▶ **Given task**: Copy each line that holds "marco".

▶ **Materials provided**:
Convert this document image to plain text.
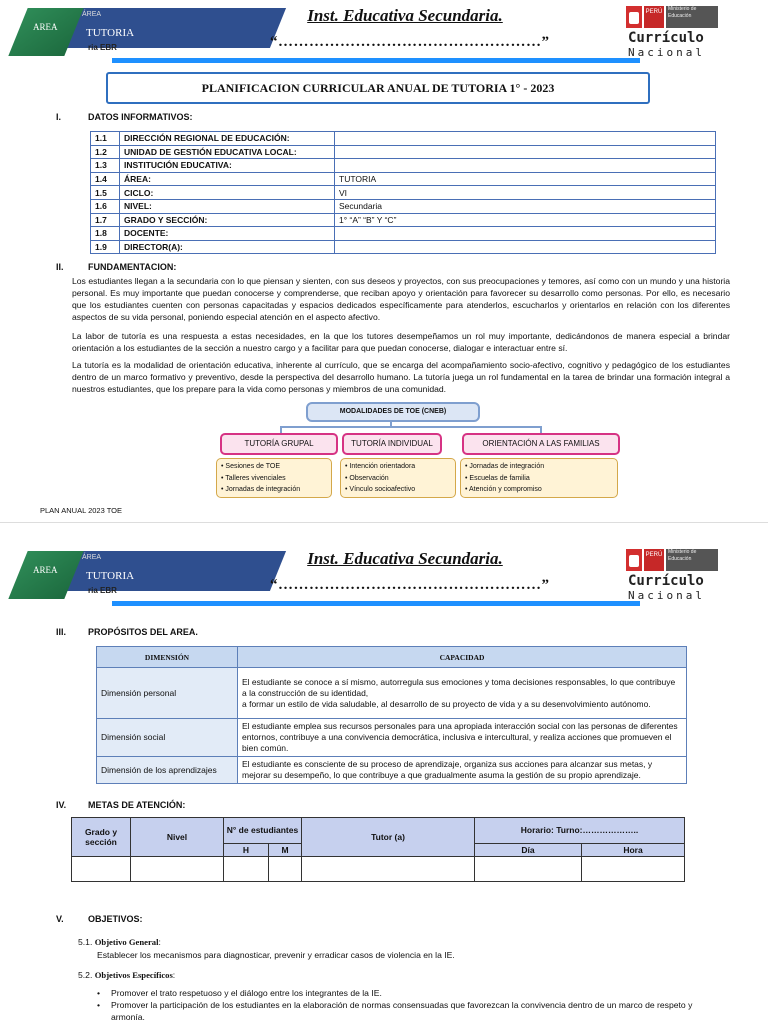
AREA
ÁREA
TUTORIA
ria EBR
Inst. Educativa Secundaria.
“……………………………………………”
PERÚ	Ministerio de Educación
Currículo
Nacional
PLANIFICACION CURRICULAR ANUAL DE TUTORIA 1° - 2023
I.	DATOS INFORMATIVOS:
1.1	DIRECCIÓN REGIONAL DE EDUCACIÓN:	
1.2	UNIDAD DE GESTIÓN EDUCATIVA LOCAL:	
1.3	INSTITUCIÓN EDUCATIVA:	
1.4	ÁREA:	TUTORIA
1.5	CICLO:	VI
1.6	NIVEL:	Secundaria
1.7	GRADO Y SECCIÓN:	1° “A” “B” Y “C”
1.8	DOCENTE:	
1.9	DIRECTOR(A):	
II.	FUNDAMENTACION:
Los estudiantes llegan a la secundaria con lo que piensan y sienten, con sus deseos y proyectos, con sus preocupaciones y temores, así como con un mundo y una historia personal. Es muy importante que puedan conocerse y comprenderse, que reciban apoyo y orientación para favorecer su desarrollo como personas. Por ello, es necesario que los estudiantes cuenten con personas capacitadas y espacios dedicados específicamente para atenderlos, escucharlos y orientarlos en relación con los diferentes aspectos de su vida personal, poniendo especial atención en el aspecto afectivo.
La labor de tutoría es una respuesta a estas necesidades, en la que los tutores desempeñamos un rol muy importante, dedicándonos de manera especial a brindar orientación a los estudiantes de la sección a nuestro cargo y a facilitar para que puedan conocerse, dialogar e interactuar entre sí.
La tutoría es la modalidad de orientación educativa, inherente al currículo, que se encarga del acompañamiento socio-afectivo, cognitivo y pedagógico de los estudiantes dentro de un marco formativo y preventivo, desde la perspectiva del desarrollo humano. La tutoría juega un rol fundamental en la tarea de brindar una formación integral a nuestros estudiantes, que los prepare para la vida como personas y miembros de una comunidad.
MODALIDADES DE TOE (CNEB)
TUTORÍA GRUPAL	TUTORÍA INDIVIDUAL	ORIENTACIÓN A LAS FAMILIAS
• Sesiones de TOE
• Talleres vivenciales
• Jornadas de integración
• Intención orientadora
• Observación
• Vínculo socioafectivo
• Jornadas de integración
• Escuelas de familia
• Atención y compromiso
PLAN ANUAL 2023 TOE
AREA
ÁREA
TUTORIA
ria EBR
Inst. Educativa Secundaria.
“……………………………………………”
PERÚ	Ministerio de Educación
Currículo
Nacional
III. PROPÓSITOS DEL AREA.
DIMENSIÓN	CAPACIDAD
Dimensión personal	El estudiante se conoce a sí mismo, autorregula sus emociones y toma decisiones responsables, lo que contribuye a la construcción de su identidad,
a formar un estilo de vida saludable, al desarrollo de su proyecto de vida y a su desenvolvimiento autónomo.
Dimensión social	El estudiante emplea sus recursos personales para una apropiada interacción social con las personas de diferentes entornos, contribuye a una convivencia democrática, inclusiva e intercultural, y realiza acciones que promueven el bien común.
Dimensión de los aprendizajes	El estudiante es consciente de su proceso de aprendizaje, organiza sus acciones para alcanzar sus metas, y mejorar su desempeño, lo que contribuye a que gradualmente asuma la gestión de su propio aprendizaje.
IV. METAS DE ATENCIÓN:
Grado y sección	Nivel	N° de estudiantes		Tutor (a)	Horario: Turno:………………..	
		H	M		Día	Hora

V.	OBJETIVOS:
5.1. Objetivo General:
Establecer los mecanismos para diagnosticar, prevenir y erradicar casos de violencia en la IE.
5.2. Objetivos Específicos:
• Promover el trato respetuoso y el diálogo entre los integrantes de la IE.
• Promover la participación de los estudiantes en la elaboración de normas consensuadas que favorezcan la convivencia dentro de un marco de respeto y armonía.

▶ **Exercise solution**:
La tutoría es la modalidad de orientación educativa, inherente al currículo, que se encarga del acompañamiento socio-afectivo, cognitivo y pedagógico de los estudiantes dentro de un marco formativo y preventivo, desde la perspectiva del desarrollo humano. La tutoría juega un rol fundamental en la tarea de brindar una formación integral a nuestros estudiantes, que los prepare para la vida como personas y miembros de una comunidad.
• Promover la participación de los estudiantes en la elaboración de normas consensuadas que favorezcan la convivencia dentro de un marco de respeto y armonía.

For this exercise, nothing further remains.